WHAT IS EXPECTED:
Say the number of lines containing the string "المغنى", and say nothing else.

ENTRIES:
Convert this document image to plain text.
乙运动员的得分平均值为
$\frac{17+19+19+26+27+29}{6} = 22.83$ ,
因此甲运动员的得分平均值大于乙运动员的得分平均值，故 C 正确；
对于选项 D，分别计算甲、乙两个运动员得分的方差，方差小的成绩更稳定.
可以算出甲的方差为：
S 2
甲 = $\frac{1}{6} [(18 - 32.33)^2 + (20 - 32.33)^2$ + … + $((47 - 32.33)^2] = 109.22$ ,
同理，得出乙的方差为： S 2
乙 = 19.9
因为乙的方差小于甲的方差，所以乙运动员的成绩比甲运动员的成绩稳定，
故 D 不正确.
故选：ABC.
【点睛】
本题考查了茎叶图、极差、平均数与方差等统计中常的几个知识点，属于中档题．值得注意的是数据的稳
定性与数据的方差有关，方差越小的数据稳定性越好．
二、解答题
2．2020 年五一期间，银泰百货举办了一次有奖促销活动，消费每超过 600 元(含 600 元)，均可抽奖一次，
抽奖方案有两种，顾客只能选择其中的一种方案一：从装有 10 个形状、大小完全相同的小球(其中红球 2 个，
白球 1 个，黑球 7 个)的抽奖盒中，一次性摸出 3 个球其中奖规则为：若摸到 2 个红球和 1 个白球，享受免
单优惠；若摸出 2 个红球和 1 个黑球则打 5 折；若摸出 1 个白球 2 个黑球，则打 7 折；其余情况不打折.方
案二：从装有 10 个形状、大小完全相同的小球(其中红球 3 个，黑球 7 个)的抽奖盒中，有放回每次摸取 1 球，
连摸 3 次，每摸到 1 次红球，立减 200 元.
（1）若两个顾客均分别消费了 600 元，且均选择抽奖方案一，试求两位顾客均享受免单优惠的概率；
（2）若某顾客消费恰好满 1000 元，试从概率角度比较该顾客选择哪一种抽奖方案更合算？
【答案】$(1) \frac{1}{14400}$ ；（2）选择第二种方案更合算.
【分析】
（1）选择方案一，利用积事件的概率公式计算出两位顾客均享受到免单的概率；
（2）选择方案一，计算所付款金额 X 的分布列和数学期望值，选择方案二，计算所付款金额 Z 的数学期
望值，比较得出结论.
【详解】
==
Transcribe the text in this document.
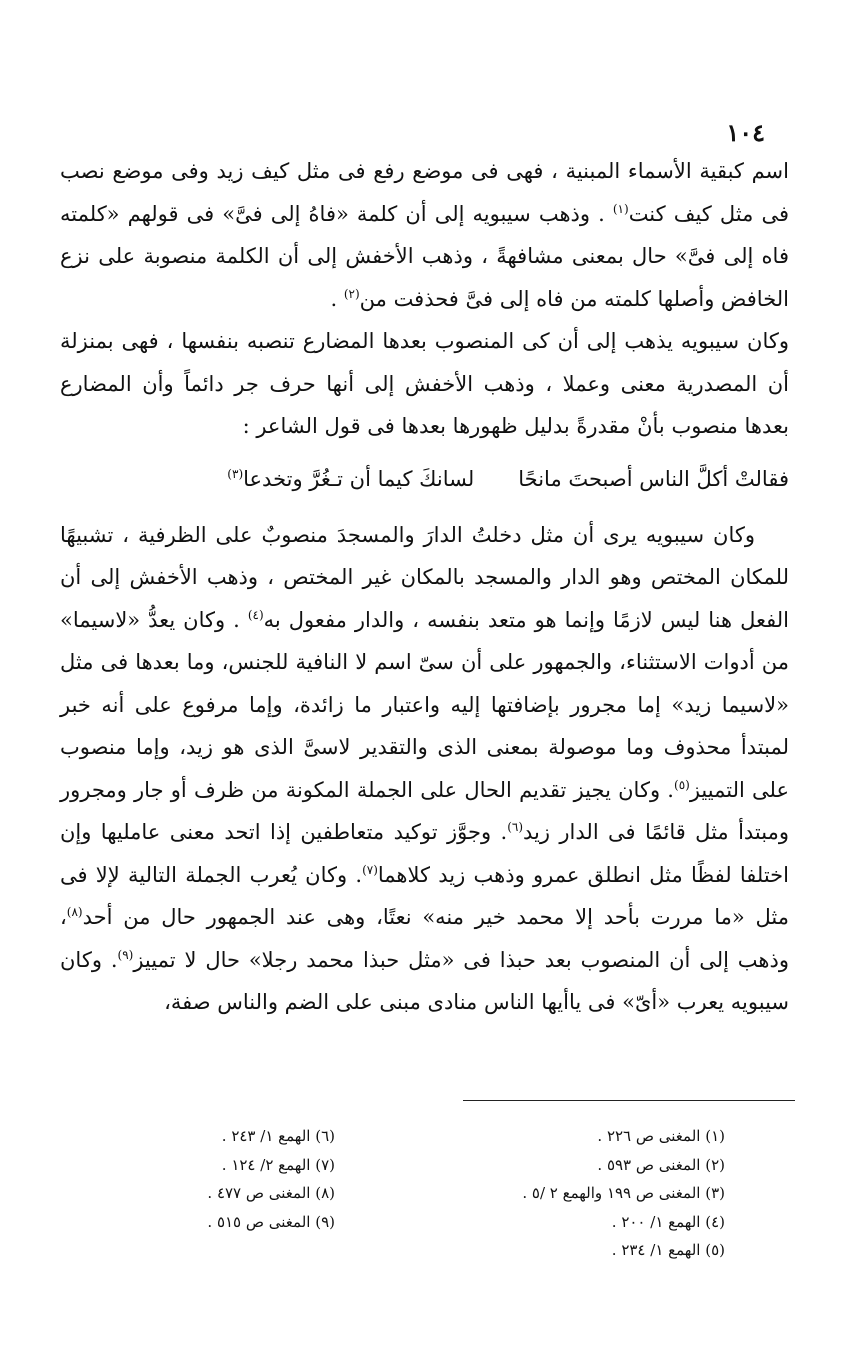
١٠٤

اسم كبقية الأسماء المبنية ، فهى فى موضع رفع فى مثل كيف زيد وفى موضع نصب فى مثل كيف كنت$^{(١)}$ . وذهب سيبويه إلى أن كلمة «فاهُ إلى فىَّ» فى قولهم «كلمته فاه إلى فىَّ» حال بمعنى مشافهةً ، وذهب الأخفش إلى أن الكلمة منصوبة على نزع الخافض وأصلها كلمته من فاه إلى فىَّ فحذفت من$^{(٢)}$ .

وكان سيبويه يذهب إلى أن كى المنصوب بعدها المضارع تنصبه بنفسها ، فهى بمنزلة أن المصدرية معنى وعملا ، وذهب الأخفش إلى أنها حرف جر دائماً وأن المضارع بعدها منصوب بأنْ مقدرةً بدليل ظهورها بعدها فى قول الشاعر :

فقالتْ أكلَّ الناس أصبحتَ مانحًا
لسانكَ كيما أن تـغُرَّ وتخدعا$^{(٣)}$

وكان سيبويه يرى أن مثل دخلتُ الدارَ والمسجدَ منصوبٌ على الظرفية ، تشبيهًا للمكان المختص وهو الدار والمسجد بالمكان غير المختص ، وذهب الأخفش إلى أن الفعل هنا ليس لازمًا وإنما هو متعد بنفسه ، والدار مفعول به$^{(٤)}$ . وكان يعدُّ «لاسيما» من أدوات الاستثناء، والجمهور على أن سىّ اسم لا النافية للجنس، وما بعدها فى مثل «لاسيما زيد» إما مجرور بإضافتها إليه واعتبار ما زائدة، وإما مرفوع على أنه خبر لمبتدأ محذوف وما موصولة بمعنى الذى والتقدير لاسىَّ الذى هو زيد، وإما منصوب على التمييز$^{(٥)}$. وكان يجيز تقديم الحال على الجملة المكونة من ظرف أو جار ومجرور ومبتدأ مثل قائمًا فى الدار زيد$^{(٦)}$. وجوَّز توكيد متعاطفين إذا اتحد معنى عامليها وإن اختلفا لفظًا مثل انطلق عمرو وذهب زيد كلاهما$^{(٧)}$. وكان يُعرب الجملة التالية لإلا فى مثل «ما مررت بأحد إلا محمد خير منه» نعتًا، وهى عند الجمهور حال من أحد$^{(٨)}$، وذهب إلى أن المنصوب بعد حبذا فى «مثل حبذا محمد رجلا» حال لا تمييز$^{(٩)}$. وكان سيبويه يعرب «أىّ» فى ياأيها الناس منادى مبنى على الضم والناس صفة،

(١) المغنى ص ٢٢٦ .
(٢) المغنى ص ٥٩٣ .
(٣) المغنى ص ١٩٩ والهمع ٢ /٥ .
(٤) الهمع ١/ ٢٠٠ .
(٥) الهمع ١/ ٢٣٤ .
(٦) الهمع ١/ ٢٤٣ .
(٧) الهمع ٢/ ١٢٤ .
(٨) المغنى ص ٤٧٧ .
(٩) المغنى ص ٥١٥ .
==
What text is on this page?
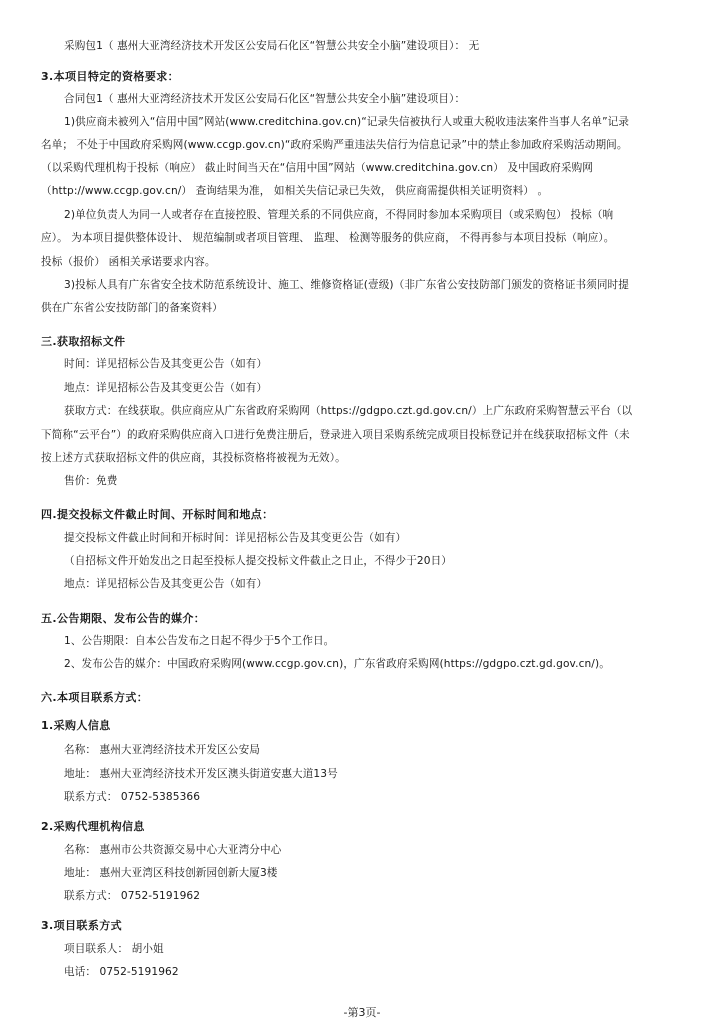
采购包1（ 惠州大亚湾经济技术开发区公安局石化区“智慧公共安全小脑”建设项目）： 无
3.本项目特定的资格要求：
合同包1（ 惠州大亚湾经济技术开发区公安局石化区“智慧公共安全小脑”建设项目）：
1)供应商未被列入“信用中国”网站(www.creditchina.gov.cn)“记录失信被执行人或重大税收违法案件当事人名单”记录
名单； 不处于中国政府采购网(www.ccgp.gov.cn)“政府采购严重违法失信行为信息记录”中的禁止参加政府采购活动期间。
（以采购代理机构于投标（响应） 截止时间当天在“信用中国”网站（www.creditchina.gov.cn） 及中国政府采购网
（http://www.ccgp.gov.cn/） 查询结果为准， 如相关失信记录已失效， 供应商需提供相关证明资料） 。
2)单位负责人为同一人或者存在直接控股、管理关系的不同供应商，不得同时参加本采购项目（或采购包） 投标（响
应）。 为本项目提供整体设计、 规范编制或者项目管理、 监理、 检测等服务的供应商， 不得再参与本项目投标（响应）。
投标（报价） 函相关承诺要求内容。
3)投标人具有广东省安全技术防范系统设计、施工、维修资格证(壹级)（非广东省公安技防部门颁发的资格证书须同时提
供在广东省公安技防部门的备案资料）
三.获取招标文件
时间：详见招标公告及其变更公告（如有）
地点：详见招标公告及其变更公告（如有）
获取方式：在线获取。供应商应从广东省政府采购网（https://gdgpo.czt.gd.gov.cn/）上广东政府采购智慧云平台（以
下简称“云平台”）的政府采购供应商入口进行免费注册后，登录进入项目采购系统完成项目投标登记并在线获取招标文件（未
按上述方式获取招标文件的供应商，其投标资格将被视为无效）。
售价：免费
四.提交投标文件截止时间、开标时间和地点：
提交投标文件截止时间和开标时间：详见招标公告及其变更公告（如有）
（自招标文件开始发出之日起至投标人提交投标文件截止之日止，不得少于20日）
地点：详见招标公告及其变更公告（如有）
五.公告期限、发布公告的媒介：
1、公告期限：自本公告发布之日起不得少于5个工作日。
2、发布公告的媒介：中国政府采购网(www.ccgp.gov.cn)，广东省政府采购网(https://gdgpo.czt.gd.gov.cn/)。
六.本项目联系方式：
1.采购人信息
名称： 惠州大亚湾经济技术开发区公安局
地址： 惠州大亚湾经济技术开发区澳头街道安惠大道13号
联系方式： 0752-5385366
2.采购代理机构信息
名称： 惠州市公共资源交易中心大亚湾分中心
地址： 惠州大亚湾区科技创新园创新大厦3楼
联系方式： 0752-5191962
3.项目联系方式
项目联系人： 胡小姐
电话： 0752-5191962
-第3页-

EXERCISE SOLUTION:
5